### What you need to do
For the material that follows, list every line containing the word "protection".

### Dataset excerpt
────────────────────────────────────────

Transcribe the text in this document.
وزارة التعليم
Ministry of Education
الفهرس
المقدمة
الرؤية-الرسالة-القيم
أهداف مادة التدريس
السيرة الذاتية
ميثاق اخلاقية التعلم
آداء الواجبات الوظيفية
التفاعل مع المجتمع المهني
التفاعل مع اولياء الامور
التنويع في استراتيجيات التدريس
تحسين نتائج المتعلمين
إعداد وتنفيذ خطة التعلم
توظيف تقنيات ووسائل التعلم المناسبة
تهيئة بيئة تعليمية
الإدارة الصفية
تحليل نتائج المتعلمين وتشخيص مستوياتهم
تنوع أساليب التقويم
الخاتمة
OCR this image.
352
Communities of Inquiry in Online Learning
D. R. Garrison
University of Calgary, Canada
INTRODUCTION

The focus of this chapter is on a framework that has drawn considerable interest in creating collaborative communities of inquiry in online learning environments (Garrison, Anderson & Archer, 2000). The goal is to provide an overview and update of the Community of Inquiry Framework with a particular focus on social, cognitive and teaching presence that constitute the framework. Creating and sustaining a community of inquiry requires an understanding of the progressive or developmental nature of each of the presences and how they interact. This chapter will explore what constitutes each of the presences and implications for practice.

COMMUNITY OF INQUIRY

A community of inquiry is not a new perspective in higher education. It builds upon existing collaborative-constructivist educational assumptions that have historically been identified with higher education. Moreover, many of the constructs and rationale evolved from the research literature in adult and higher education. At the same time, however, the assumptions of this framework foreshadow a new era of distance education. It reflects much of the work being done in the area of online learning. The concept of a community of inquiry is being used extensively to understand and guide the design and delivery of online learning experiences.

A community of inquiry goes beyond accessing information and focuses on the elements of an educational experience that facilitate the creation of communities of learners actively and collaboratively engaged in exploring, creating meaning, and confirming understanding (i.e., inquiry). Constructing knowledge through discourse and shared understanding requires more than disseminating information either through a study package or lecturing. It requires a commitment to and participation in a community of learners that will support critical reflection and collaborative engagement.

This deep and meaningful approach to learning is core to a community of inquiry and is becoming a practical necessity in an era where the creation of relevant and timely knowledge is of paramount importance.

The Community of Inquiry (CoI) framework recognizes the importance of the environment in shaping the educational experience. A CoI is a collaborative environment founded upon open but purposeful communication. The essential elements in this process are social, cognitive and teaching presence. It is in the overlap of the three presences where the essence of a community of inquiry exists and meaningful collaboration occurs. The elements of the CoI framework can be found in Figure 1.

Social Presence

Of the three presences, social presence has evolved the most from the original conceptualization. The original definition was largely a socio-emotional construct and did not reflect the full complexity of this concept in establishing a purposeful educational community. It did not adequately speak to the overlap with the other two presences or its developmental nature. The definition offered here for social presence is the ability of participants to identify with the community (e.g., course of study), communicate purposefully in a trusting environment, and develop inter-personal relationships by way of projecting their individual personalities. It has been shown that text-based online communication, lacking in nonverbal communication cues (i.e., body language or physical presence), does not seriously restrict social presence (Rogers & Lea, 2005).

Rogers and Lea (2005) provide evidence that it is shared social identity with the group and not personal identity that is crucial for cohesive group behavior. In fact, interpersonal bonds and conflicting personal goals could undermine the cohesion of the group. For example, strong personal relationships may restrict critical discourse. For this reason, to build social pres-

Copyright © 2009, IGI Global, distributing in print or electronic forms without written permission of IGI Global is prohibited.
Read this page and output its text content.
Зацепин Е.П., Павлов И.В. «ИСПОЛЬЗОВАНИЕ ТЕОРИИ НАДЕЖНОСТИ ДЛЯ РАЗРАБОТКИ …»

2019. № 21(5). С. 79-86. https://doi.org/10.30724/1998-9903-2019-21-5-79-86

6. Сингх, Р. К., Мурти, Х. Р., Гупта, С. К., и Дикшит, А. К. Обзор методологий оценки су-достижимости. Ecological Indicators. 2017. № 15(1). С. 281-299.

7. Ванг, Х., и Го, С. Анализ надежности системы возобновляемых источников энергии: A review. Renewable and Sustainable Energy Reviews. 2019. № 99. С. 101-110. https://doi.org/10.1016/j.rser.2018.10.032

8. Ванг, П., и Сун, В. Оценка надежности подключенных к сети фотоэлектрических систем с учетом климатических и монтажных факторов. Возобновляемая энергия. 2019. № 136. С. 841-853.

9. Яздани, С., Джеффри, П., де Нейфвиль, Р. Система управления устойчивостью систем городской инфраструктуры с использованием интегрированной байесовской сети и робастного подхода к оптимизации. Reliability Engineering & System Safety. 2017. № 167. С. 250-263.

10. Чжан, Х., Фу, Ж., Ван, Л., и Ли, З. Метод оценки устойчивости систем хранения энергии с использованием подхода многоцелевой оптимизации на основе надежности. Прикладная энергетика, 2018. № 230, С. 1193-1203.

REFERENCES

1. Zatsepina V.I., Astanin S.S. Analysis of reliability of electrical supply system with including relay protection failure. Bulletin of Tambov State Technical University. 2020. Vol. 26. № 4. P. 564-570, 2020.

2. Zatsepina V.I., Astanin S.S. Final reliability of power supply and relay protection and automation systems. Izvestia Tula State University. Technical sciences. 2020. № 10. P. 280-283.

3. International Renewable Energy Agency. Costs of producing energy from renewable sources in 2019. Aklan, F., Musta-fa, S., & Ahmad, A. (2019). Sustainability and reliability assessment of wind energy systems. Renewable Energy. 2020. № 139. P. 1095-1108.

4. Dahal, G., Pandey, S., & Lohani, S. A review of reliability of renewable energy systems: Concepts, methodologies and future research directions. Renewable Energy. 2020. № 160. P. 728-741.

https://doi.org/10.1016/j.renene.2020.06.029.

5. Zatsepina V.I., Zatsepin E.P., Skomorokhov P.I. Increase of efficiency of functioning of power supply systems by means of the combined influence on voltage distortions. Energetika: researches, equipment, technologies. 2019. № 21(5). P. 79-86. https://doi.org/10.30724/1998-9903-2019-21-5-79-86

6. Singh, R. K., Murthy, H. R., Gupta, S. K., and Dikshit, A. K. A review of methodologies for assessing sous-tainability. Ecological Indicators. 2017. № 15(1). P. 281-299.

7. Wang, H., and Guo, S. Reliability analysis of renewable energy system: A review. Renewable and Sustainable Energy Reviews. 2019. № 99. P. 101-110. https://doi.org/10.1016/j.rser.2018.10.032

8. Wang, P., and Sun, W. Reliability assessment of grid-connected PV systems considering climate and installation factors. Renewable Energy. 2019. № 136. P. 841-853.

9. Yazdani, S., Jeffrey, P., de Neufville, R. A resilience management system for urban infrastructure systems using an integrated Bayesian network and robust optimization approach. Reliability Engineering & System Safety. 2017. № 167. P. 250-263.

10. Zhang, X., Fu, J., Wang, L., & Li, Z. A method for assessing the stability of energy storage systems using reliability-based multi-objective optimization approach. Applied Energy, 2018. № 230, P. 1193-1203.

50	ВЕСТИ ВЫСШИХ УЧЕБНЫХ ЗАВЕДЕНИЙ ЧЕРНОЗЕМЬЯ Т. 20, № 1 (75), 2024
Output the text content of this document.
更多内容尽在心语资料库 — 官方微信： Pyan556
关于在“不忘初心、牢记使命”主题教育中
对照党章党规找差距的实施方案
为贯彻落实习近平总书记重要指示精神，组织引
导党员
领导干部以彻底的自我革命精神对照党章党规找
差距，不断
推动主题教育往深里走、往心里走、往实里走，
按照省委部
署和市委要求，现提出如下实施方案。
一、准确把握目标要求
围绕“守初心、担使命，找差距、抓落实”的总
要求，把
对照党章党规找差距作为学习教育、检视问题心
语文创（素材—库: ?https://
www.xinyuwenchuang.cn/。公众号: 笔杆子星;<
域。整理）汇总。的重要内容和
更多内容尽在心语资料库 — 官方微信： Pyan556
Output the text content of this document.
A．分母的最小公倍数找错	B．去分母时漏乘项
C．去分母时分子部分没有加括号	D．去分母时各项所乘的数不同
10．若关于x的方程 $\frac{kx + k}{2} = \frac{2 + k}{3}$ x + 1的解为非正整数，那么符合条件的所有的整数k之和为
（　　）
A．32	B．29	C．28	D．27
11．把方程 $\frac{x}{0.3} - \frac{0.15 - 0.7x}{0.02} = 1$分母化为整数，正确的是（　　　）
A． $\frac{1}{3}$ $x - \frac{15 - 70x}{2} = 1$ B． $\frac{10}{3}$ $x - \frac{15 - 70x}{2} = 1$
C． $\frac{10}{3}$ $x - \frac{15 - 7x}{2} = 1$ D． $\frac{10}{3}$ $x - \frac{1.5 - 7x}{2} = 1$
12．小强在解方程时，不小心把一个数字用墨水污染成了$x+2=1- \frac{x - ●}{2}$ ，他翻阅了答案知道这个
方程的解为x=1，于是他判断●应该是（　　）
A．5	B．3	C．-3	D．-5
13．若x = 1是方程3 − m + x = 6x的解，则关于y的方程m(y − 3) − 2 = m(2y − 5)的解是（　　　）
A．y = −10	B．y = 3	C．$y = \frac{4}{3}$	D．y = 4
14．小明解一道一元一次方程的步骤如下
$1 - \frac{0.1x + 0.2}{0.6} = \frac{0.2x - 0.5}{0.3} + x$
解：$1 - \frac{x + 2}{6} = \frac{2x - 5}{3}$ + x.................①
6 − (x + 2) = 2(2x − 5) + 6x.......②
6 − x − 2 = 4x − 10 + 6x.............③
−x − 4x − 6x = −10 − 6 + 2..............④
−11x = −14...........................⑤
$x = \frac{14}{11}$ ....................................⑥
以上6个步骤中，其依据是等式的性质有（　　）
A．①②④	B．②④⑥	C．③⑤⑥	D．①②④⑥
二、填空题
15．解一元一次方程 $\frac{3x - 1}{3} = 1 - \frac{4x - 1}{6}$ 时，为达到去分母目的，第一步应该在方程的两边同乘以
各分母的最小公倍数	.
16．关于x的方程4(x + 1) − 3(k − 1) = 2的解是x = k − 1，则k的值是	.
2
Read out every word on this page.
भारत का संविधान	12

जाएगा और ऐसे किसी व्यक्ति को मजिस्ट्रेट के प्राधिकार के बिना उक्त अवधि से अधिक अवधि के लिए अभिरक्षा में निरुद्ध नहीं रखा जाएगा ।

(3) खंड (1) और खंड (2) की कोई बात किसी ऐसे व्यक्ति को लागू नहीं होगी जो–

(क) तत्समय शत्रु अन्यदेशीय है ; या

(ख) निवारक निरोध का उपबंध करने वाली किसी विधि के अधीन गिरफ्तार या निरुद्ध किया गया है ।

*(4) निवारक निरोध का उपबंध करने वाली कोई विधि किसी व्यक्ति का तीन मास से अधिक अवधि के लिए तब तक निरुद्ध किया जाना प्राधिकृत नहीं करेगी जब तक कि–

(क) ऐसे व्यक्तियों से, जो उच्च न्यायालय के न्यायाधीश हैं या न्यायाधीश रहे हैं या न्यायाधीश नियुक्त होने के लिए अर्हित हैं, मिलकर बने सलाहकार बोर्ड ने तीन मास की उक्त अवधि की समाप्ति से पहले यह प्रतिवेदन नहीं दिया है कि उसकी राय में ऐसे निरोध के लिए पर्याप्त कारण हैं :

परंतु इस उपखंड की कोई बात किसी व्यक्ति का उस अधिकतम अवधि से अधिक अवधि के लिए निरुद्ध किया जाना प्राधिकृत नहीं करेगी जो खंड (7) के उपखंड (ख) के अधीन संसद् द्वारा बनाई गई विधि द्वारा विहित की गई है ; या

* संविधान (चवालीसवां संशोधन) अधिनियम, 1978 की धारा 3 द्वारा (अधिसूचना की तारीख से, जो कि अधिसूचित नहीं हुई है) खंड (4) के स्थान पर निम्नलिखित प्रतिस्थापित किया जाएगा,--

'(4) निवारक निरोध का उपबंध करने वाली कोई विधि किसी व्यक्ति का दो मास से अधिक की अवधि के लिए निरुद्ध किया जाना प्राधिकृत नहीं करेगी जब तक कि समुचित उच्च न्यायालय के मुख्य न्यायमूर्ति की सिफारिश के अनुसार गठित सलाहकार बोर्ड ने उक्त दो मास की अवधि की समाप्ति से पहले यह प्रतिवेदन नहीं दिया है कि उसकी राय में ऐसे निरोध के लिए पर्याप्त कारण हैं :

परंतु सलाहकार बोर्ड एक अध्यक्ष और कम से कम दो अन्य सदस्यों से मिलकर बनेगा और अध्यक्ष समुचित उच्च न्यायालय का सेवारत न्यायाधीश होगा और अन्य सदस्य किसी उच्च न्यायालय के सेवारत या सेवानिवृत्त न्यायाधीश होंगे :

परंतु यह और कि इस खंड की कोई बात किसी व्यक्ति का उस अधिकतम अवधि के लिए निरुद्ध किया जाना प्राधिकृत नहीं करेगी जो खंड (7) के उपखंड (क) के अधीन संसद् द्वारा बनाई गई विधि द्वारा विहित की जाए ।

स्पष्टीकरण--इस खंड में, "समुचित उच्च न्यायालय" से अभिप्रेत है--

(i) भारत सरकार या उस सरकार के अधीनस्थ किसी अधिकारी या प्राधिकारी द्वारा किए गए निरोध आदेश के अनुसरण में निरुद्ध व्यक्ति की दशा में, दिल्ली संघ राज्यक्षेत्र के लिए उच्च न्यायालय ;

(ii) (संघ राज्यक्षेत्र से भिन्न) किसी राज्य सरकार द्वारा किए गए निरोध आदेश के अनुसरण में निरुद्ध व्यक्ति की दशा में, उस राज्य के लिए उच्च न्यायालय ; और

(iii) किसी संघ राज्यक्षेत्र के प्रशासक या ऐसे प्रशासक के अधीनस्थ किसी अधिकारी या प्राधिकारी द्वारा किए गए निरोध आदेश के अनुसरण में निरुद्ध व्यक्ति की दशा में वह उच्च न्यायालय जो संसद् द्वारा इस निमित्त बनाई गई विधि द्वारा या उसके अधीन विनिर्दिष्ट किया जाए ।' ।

────────────────────────────────────────

### Output for this task
1. Zatsepina V.I., Astanin S.S. Analysis of reliability of electrical supply system with including relay protection failure. Bulletin of Tambov State Technical University. 2020. Vol. 26. № 4. P. 564-570, 2020.
2. Zatsepina V.I., Astanin S.S. Final reliability of power supply and relay protection and automation systems. Izvestia Tula State University. Technical sciences. 2020. № 10. P. 280-283.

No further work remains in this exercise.